* **PROBLEM DETAILS**
Lift out all lines below that contain "document".

* **DATASET EXCERPTS**
-------------------------
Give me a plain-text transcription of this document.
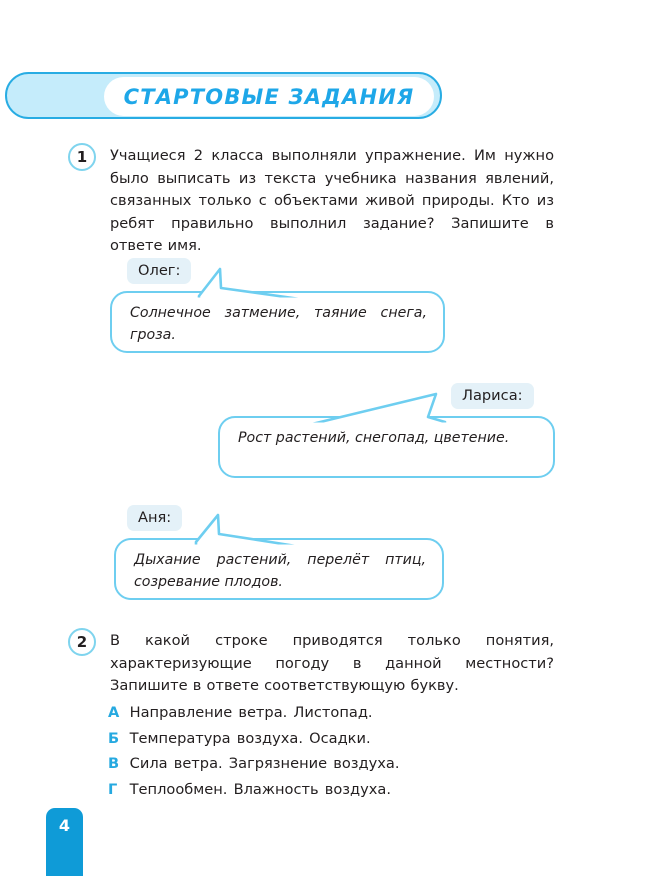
СТАРТОВЫЕ ЗАДАНИЯ
1	Учащиеся 2 класса выполняли упражнение. Им нужно было выписать из текста учебника названия явлений, связанных только с объектами живой природы. Кто из ребят правильно выполнил задание? Запишите в ответе имя.
Олег:
Солнечное затмение, таяние снега, гроза.
Лариса:
Рост растений, снегопад, цветение.
Аня:
Дыхание растений, перелёт птиц, созревание плодов.
2	В какой строке приводятся только понятия, характеризующие погоду в данной местности? Запишите в ответе соответствующую букву.
А Направление ветра. Листопад.
Б Температура воздуха. Осадки.
В Сила ветра. Загрязнение воздуха.
Г Теплообмен. Влажность воздуха.
4
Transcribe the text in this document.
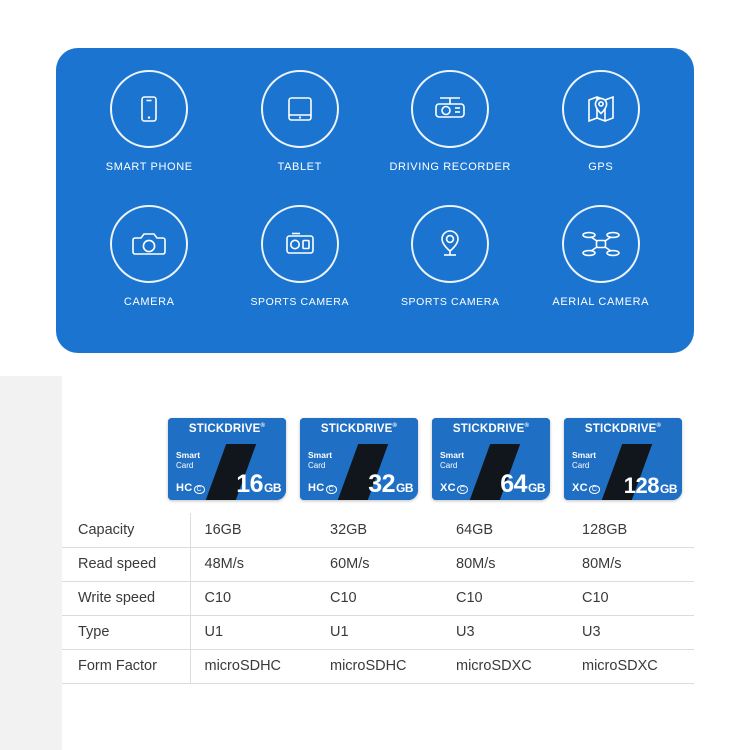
SMART PHONE	TABLET	DRIVING RECORDER	GPS
CAMERA	SPORTS CAMERA	SPORTS CAMERA	AERIAL CAMERA
STICKDRIVE®
Smart
Card
HC C 16GB
STICKDRIVE®
Smart
Card
HC C 32GB
STICKDRIVE®
Smart
Card
XC C 64GB
STICKDRIVE®
Smart
Card
XC C 128GB
Capacity	16GB	32GB	64GB	128GB
Read speed	48M/s	60M/s	80M/s	80M/s
Write speed	C10	C10	C10	C10
Type	U1	U1	U3	U3
Form Factor	microSDHC	microSDHC	microSDXC	microSDXC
-------------------------
* **TASK ANSWER**
Give me a plain-text transcription of this document.
Transcribe the text in this document.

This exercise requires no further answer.